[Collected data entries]
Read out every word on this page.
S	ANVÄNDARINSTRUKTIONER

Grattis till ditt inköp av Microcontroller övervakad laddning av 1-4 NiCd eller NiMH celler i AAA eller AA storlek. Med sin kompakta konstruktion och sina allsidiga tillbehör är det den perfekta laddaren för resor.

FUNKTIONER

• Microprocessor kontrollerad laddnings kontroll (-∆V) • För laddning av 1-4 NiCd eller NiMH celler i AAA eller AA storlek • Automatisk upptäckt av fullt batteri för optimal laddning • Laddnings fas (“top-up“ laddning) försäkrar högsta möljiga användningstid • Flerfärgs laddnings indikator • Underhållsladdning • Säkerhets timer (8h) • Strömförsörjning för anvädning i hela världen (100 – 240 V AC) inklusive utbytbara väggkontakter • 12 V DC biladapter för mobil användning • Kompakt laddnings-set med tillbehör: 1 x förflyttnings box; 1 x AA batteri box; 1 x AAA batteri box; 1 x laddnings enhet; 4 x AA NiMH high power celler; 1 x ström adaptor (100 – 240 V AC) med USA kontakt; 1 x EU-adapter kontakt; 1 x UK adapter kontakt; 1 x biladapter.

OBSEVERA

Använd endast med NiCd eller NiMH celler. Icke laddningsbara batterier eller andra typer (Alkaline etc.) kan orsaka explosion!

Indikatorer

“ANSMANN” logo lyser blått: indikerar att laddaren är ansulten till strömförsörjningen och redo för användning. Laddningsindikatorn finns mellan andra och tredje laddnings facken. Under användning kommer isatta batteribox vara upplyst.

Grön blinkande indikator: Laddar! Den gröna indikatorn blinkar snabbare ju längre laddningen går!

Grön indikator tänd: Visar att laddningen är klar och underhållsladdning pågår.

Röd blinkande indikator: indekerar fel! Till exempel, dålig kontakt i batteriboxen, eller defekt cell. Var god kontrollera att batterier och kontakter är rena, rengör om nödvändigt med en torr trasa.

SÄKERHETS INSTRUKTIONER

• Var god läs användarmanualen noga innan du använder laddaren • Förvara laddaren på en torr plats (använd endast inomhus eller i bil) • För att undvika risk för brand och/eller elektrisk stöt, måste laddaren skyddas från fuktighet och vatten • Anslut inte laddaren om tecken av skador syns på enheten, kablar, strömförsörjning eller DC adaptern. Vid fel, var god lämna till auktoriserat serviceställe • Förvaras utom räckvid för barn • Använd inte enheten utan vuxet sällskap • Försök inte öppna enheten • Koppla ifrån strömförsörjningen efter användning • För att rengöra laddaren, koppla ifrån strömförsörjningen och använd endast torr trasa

## EXERCISE PROMPT
Copy out each line of the records that holds the string "Grön".

## TASK OUTPUT
Grön blinkande indikator: Laddar! Den gröna indikatorn blinkar snabbare ju längre laddningen går!
Grön indikator tänd: Visar att laddningen är klar och underhållsladdning pågår.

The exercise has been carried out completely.